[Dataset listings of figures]
========================================================================
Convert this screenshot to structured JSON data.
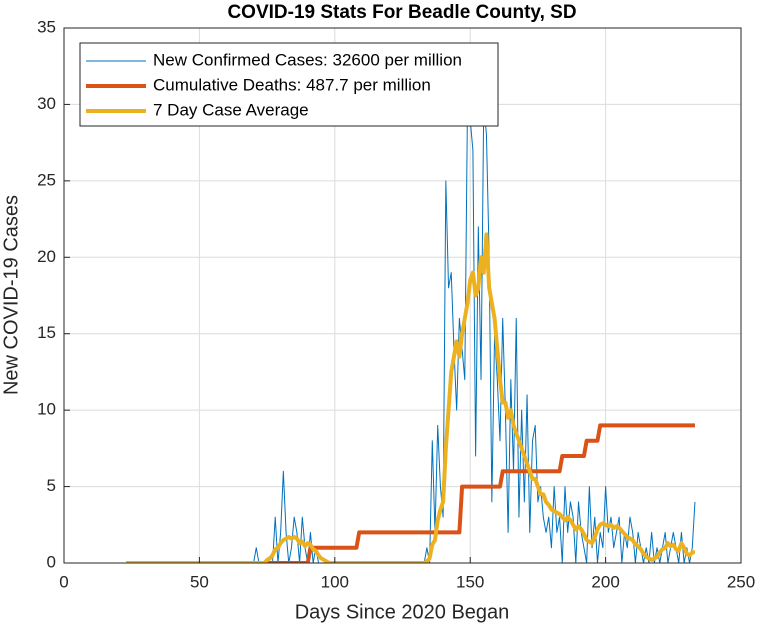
{
  "chart_data": {
    "type": "line",
    "title": "COVID-19 Stats For Beadle County, SD",
    "xlabel": "Days Since 2020 Began",
    "ylabel": "New COVID-19 Cases",
    "xlim": [
      0,
      250
    ],
    "xticks": [
      0,
      50,
      100,
      150,
      200,
      250
    ],
    "ylim": [
      0,
      35
    ],
    "yticks": [
      0,
      5,
      10,
      15,
      20,
      25,
      30,
      35
    ],
    "grid": true,
    "legend": "upper left",
    "x": [
      23,
      24,
      25,
      26,
      27,
      28,
      29,
      30,
      31,
      32,
      33,
      34,
      35,
      36,
      37,
      38,
      39,
      40,
      41,
      42,
      43,
      44,
      45,
      46,
      47,
      48,
      49,
      50,
      51,
      52,
      53,
      54,
      55,
      56,
      57,
      58,
      59,
      60,
      61,
      62,
      63,
      64,
      65,
      66,
      67,
      68,
      69,
      70,
      71,
      72,
      73,
      74,
      75,
      76,
      77,
      78,
      79,
      80,
      81,
      82,
      83,
      84,
      85,
      86,
      87,
      88,
      89,
      90,
      91,
      92,
      93,
      94,
      95,
      96,
      97,
      98,
      99,
      100,
      101,
      102,
      103,
      104,
      105,
      106,
      107,
      108,
      109,
      110,
      111,
      112,
      113,
      114,
      115,
      116,
      117,
      118,
      119,
      120,
      121,
      122,
      123,
      124,
      125,
      126,
      127,
      128,
      129,
      130,
      131,
      132,
      133,
      134,
      135,
      136,
      137,
      138,
      139,
      140,
      141,
      142,
      143,
      144,
      145,
      146,
      147,
      148,
      149,
      150,
      151,
      152,
      153,
      154,
      155,
      156,
      157,
      158,
      159,
      160,
      161,
      162,
      163,
      164,
      165,
      166,
      167,
      168,
      169,
      170,
      171,
      172,
      173,
      174,
      175,
      176,
      177,
      178,
      179,
      180,
      181,
      182,
      183,
      184,
      185,
      186,
      187,
      188,
      189,
      190,
      191,
      192,
      193,
      194,
      195,
      196,
      197,
      198,
      199,
      200,
      201,
      202,
      203,
      204,
      205,
      206,
      207,
      208,
      209,
      210,
      211,
      212,
      213,
      214,
      215,
      216,
      217,
      218,
      219,
      220,
      221,
      222,
      223,
      224,
      225,
      226,
      227,
      228,
      229,
      230,
      231,
      232,
      233
    ],
    "series": [
      {
        "name": "New Confirmed Cases: 32600 per million",
        "color": "#0072BD",
        "width": 1,
        "values": [
          0,
          0,
          0,
          0,
          0,
          0,
          0,
          0,
          0,
          0,
          0,
          0,
          0,
          0,
          0,
          0,
          0,
          0,
          0,
          0,
          0,
          0,
          0,
          0,
          0,
          0,
          0,
          0,
          0,
          0,
          0,
          0,
          0,
          0,
          0,
          0,
          0,
          0,
          0,
          0,
          0,
          0,
          0,
          0,
          0,
          0,
          0,
          0,
          1,
          0,
          0,
          0,
          0,
          0,
          0,
          3,
          0,
          2,
          6,
          2,
          0,
          1,
          3,
          2,
          0,
          3,
          1,
          0,
          2,
          0,
          1,
          0,
          0,
          0,
          0,
          0,
          0,
          0,
          0,
          0,
          0,
          0,
          0,
          0,
          0,
          0,
          0,
          0,
          0,
          0,
          0,
          0,
          0,
          0,
          0,
          0,
          0,
          0,
          0,
          0,
          0,
          0,
          0,
          0,
          0,
          0,
          0,
          0,
          0,
          0,
          0,
          1,
          0,
          8,
          2,
          9,
          5,
          3,
          25,
          18,
          19,
          14,
          10,
          16,
          14,
          12,
          30,
          29,
          27,
          7,
          22,
          12,
          30,
          28,
          20,
          4,
          15,
          12,
          8,
          16,
          10,
          2,
          12,
          6,
          16,
          3,
          10,
          4,
          11,
          2,
          8,
          9,
          4,
          5,
          3,
          2,
          3,
          1,
          5,
          2,
          3,
          0,
          5,
          2,
          4,
          3,
          0,
          4,
          2,
          1,
          0,
          5,
          1,
          3,
          0,
          2,
          1,
          5,
          2,
          3,
          1,
          2,
          3,
          0,
          2,
          1,
          3,
          2,
          0,
          2,
          1,
          0,
          1,
          0,
          2,
          0,
          1,
          0,
          1,
          2,
          0,
          1,
          2,
          1,
          0,
          2,
          0,
          1,
          0,
          1,
          4
        ]
      },
      {
        "name": "Cumulative Deaths: 487.7 per million",
        "color": "#D95319",
        "width": 4,
        "values": [
          0,
          0,
          0,
          0,
          0,
          0,
          0,
          0,
          0,
          0,
          0,
          0,
          0,
          0,
          0,
          0,
          0,
          0,
          0,
          0,
          0,
          0,
          0,
          0,
          0,
          0,
          0,
          0,
          0,
          0,
          0,
          0,
          0,
          0,
          0,
          0,
          0,
          0,
          0,
          0,
          0,
          0,
          0,
          0,
          0,
          0,
          0,
          0,
          0,
          0,
          0,
          0,
          0,
          0,
          0,
          0,
          0,
          0,
          0,
          0,
          0,
          0,
          0,
          0,
          0,
          0,
          0,
          0,
          1,
          1,
          1,
          1,
          1,
          1,
          1,
          1,
          1,
          1,
          1,
          1,
          1,
          1,
          1,
          1,
          1,
          1,
          2,
          2,
          2,
          2,
          2,
          2,
          2,
          2,
          2,
          2,
          2,
          2,
          2,
          2,
          2,
          2,
          2,
          2,
          2,
          2,
          2,
          2,
          2,
          2,
          2,
          2,
          2,
          2,
          2,
          2,
          2,
          2,
          2,
          2,
          2,
          2,
          2,
          2,
          5,
          5,
          5,
          5,
          5,
          5,
          5,
          5,
          5,
          5,
          5,
          5,
          5,
          5,
          5,
          6,
          6,
          6,
          6,
          6,
          6,
          6,
          6,
          6,
          6,
          6,
          6,
          6,
          6,
          6,
          6,
          6,
          6,
          6,
          6,
          6,
          6,
          7,
          7,
          7,
          7,
          7,
          7,
          7,
          7,
          7,
          8,
          8,
          8,
          8,
          8,
          9,
          9,
          9,
          9,
          9,
          9,
          9,
          9,
          9,
          9,
          9,
          9,
          9,
          9,
          9,
          9,
          9,
          9,
          9,
          9,
          9,
          9,
          9,
          9,
          9,
          9,
          9,
          9,
          9,
          9,
          9,
          9,
          9,
          9,
          9,
          9
        ]
      },
      {
        "name": "7 Day Case Average",
        "color": "#EDB120",
        "width": 4,
        "values": [
          0,
          0,
          0,
          0,
          0,
          0,
          0,
          0,
          0,
          0,
          0,
          0,
          0,
          0,
          0,
          0,
          0,
          0,
          0,
          0,
          0,
          0,
          0,
          0,
          0,
          0,
          0,
          0,
          0,
          0,
          0,
          0,
          0,
          0,
          0,
          0,
          0,
          0,
          0,
          0,
          0,
          0,
          0,
          0,
          0,
          0,
          0,
          0,
          0,
          0,
          0,
          0,
          0.2,
          0.3,
          0.5,
          0.9,
          1,
          1.3,
          1.5,
          1.6,
          1.7,
          1.6,
          1.7,
          1.6,
          1.3,
          1.4,
          1.1,
          1.3,
          1.2,
          0.9,
          0.8,
          0.5,
          0.3,
          0.2,
          0.1,
          0,
          0,
          0,
          0,
          0,
          0,
          0,
          0,
          0,
          0,
          0,
          0,
          0,
          0,
          0,
          0,
          0,
          0,
          0,
          0,
          0,
          0,
          0,
          0,
          0,
          0,
          0,
          0,
          0,
          0,
          0,
          0,
          0,
          0,
          0,
          0,
          0.1,
          0.3,
          1.2,
          1.5,
          2.8,
          3.5,
          4,
          7.5,
          10,
          12.5,
          13.5,
          14.5,
          13.5,
          15,
          16,
          17,
          18.5,
          19,
          17.5,
          18,
          20,
          19,
          21.5,
          18,
          17,
          16,
          14,
          12,
          10.5,
          10.5,
          9.5,
          10,
          9,
          8.5,
          8,
          7.5,
          7,
          6.5,
          6,
          5.5,
          5.5,
          5,
          4.5,
          4.5,
          4,
          3.8,
          3.5,
          3.4,
          3.3,
          3.2,
          3,
          2.8,
          3,
          2.8,
          2.5,
          2.2,
          2.4,
          2.2,
          1.9,
          1.5,
          1.4,
          1.3,
          1.7,
          2.2,
          2.5,
          2.6,
          2.5,
          2.4,
          2.5,
          2.3,
          2.4,
          2.3,
          2.1,
          1.9,
          1.7,
          1.6,
          1.5,
          1.2,
          1.1,
          0.9,
          0.6,
          0.4,
          0.3,
          0.2,
          0.3,
          0.4,
          0.7,
          0.9,
          1,
          1.3,
          1.1,
          1.2,
          0.9,
          0.8,
          1.3,
          1,
          0.6,
          0.5,
          0.7,
          0.7
        ]
      }
    ]
  }
}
========================================================================
# Your goal
Among the lines above, determine how many hold the word "Cases"; report the figure alone.

# Result of the exercise
2